◆ STATED GOAL
Repeat the material exactly as it appears.

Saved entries
--------------------

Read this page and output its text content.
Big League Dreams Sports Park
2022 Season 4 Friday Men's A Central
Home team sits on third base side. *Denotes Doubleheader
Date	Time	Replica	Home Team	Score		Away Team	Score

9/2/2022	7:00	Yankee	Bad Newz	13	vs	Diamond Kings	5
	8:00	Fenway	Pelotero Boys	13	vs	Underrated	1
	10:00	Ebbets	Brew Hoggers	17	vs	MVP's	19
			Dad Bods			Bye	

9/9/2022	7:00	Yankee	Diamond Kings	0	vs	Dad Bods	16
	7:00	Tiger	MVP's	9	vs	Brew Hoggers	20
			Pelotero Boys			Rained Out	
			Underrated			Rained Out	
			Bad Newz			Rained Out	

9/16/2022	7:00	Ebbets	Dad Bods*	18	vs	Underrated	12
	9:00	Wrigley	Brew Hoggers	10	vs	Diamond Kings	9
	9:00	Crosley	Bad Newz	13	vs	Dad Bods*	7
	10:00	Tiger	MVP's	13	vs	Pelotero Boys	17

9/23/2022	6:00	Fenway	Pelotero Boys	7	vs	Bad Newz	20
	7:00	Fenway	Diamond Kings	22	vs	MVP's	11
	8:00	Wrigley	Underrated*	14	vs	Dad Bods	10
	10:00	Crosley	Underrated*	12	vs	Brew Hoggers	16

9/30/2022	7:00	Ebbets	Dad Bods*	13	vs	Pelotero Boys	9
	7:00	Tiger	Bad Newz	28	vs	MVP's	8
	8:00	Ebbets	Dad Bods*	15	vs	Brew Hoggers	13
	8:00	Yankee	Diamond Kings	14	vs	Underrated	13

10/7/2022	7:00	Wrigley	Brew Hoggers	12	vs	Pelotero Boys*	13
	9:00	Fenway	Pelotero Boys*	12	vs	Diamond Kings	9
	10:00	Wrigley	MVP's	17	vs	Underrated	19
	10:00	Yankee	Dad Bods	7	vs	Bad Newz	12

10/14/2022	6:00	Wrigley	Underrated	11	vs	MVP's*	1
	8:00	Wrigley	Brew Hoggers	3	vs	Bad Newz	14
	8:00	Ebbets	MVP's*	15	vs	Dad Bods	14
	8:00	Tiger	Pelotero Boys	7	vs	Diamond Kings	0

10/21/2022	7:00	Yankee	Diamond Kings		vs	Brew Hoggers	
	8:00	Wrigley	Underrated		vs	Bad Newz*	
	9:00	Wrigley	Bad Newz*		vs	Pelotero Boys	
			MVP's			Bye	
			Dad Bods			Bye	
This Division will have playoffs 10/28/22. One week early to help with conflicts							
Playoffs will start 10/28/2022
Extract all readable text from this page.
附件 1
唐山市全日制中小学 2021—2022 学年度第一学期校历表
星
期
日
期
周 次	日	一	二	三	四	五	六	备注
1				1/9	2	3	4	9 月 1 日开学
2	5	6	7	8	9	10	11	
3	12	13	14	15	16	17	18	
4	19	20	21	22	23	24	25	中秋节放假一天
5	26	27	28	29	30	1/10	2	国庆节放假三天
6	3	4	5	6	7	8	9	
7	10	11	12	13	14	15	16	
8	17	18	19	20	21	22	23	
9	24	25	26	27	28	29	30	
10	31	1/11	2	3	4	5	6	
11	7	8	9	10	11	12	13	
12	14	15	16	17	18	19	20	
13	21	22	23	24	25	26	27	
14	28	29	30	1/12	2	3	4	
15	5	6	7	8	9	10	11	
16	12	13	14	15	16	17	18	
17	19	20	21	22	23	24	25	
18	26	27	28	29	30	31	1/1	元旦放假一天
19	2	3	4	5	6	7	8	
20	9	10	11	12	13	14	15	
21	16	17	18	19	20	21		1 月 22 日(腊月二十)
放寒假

--------------------

◆ ANSWER BELOW
Read this page and output its text content.
Big League Dreams Sports Park
2022 Season 4 Friday Men's A Central
Home team sits on third base side. *Denotes Doubleheader
Date	Time	Replica	Home Team	Score		Away Team	Score

9/2/2022	7:00	Yankee	Bad Newz	13	vs	Diamond Kings	5
	8:00	Fenway	Pelotero Boys	13	vs	Underrated	1
	10:00	Ebbets	Brew Hoggers	17	vs	MVP's	19
			Dad Bods			Bye	

9/9/2022	7:00	Yankee	Diamond Kings	0	vs	Dad Bods	16
	7:00	Tiger	MVP's	9	vs	Brew Hoggers	20
			Pelotero Boys			Rained Out	
			Underrated			Rained Out	
			Bad Newz			Rained Out	

9/16/2022	7:00	Ebbets	Dad Bods*	18	vs	Underrated	12
	9:00	Wrigley	Brew Hoggers	10	vs	Diamond Kings	9
	9:00	Crosley	Bad Newz	13	vs	Dad Bods*	7
	10:00	Tiger	MVP's	13	vs	Pelotero Boys	17

9/23/2022	6:00	Fenway	Pelotero Boys	7	vs	Bad Newz	20
	7:00	Fenway	Diamond Kings	22	vs	MVP's	11
	8:00	Wrigley	Underrated*	14	vs	Dad Bods	10
	10:00	Crosley	Underrated*	12	vs	Brew Hoggers	16

9/30/2022	7:00	Ebbets	Dad Bods*	13	vs	Pelotero Boys	9
	7:00	Tiger	Bad Newz	28	vs	MVP's	8
	8:00	Ebbets	Dad Bods*	15	vs	Brew Hoggers	13
	8:00	Yankee	Diamond Kings	14	vs	Underrated	13

10/7/2022	7:00	Wrigley	Brew Hoggers	12	vs	Pelotero Boys*	13
	9:00	Fenway	Pelotero Boys*	12	vs	Diamond Kings	9
	10:00	Wrigley	MVP's	17	vs	Underrated	19
	10:00	Yankee	Dad Bods	7	vs	Bad Newz	12

10/14/2022	6:00	Wrigley	Underrated	11	vs	MVP's*	1
	8:00	Wrigley	Brew Hoggers	3	vs	Bad Newz	14
	8:00	Ebbets	MVP's*	15	vs	Dad Bods	14
	8:00	Tiger	Pelotero Boys	7	vs	Diamond Kings	0

10/21/2022	7:00	Yankee	Diamond Kings		vs	Brew Hoggers	
	8:00	Wrigley	Underrated		vs	Bad Newz*	
	9:00	Wrigley	Bad Newz*		vs	Pelotero Boys	
			MVP's			Bye	
			Dad Bods			Bye	
This Division will have playoffs 10/28/22. One week early to help with conflicts							
Playoffs will start 10/28/2022
Extract all readable text from this page.
附件 1
唐山市全日制中小学 2021—2022 学年度第一学期校历表
星
期
日
期
周 次	日	一	二	三	四	五	六	备注
1				1/9	2	3	4	9 月 1 日开学
2	5	6	7	8	9	10	11	
3	12	13	14	15	16	17	18	
4	19	20	21	22	23	24	25	中秋节放假一天
5	26	27	28	29	30	1/10	2	国庆节放假三天
6	3	4	5	6	7	8	9	
7	10	11	12	13	14	15	16	
8	17	18	19	20	21	22	23	
9	24	25	26	27	28	29	30	
10	31	1/11	2	3	4	5	6	
11	7	8	9	10	11	12	13	
12	14	15	16	17	18	19	20	
13	21	22	23	24	25	26	27	
14	28	29	30	1/12	2	3	4	
15	5	6	7	8	9	10	11	
16	12	13	14	15	16	17	18	
17	19	20	21	22	23	24	25	
18	26	27	28	29	30	31	1/1	元旦放假一天
19	2	3	4	5	6	7	8	
20	9	10	11	12	13	14	15	
21	16	17	18	19	20	21		1 月 22 日(腊月二十)
放寒假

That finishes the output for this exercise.